*Exercise prompt*: Write the material out again, line by line, exactly as it is.

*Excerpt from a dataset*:

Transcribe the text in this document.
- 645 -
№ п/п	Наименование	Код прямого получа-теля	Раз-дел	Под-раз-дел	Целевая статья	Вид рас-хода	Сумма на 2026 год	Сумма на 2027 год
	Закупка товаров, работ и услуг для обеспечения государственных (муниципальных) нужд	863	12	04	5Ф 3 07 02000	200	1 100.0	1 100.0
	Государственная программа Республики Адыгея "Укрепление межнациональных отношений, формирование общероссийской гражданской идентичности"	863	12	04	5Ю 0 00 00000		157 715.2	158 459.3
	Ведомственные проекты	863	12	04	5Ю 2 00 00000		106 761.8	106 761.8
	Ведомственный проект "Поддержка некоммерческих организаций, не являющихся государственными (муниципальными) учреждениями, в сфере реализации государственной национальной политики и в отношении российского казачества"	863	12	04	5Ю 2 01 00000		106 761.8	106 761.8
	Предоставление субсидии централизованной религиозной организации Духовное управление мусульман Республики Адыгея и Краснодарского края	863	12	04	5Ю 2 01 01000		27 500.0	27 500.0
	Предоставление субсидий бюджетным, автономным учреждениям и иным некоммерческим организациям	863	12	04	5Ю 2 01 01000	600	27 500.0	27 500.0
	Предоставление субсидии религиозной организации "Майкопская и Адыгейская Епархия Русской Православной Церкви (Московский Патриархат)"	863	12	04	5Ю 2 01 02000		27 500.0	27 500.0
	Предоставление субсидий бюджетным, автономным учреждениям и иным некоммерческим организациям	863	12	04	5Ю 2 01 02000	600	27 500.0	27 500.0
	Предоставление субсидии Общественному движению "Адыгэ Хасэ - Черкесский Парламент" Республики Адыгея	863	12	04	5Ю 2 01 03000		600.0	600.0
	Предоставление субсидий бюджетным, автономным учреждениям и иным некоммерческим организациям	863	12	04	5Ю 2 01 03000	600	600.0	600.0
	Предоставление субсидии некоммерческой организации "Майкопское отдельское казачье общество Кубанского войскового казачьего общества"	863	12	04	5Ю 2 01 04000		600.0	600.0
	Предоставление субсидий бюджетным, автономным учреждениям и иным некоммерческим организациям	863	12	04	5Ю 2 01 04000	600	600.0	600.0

*Solution for this task*:
Transcribe the text in this document.
- 645 -
№ п/п	Наименование	Код прямого получа-теля	Раз-дел	Под-раз-дел	Целевая статья	Вид рас-хода	Сумма на 2026 год	Сумма на 2027 год
	Закупка товаров, работ и услуг для обеспечения государственных (муниципальных) нужд	863	12	04	5Ф 3 07 02000	200	1 100.0	1 100.0
	Государственная программа Республики Адыгея "Укрепление межнациональных отношений, формирование общероссийской гражданской идентичности"	863	12	04	5Ю 0 00 00000		157 715.2	158 459.3
	Ведомственные проекты	863	12	04	5Ю 2 00 00000		106 761.8	106 761.8
	Ведомственный проект "Поддержка некоммерческих организаций, не являющихся государственными (муниципальными) учреждениями, в сфере реализации государственной национальной политики и в отношении российского казачества"	863	12	04	5Ю 2 01 00000		106 761.8	106 761.8
	Предоставление субсидии централизованной религиозной организации Духовное управление мусульман Республики Адыгея и Краснодарского края	863	12	04	5Ю 2 01 01000		27 500.0	27 500.0
	Предоставление субсидий бюджетным, автономным учреждениям и иным некоммерческим организациям	863	12	04	5Ю 2 01 01000	600	27 500.0	27 500.0
	Предоставление субсидии религиозной организации "Майкопская и Адыгейская Епархия Русской Православной Церкви (Московский Патриархат)"	863	12	04	5Ю 2 01 02000		27 500.0	27 500.0
	Предоставление субсидий бюджетным, автономным учреждениям и иным некоммерческим организациям	863	12	04	5Ю 2 01 02000	600	27 500.0	27 500.0
	Предоставление субсидии Общественному движению "Адыгэ Хасэ - Черкесский Парламент" Республики Адыгея	863	12	04	5Ю 2 01 03000		600.0	600.0
	Предоставление субсидий бюджетным, автономным учреждениям и иным некоммерческим организациям	863	12	04	5Ю 2 01 03000	600	600.0	600.0
	Предоставление субсидии некоммерческой организации "Майкопское отдельское казачье общество Кубанского войскового казачьего общества"	863	12	04	5Ю 2 01 04000		600.0	600.0
	Предоставление субсидий бюджетным, автономным учреждениям и иным некоммерческим организациям	863	12	04	5Ю 2 01 04000	600	600.0	600.0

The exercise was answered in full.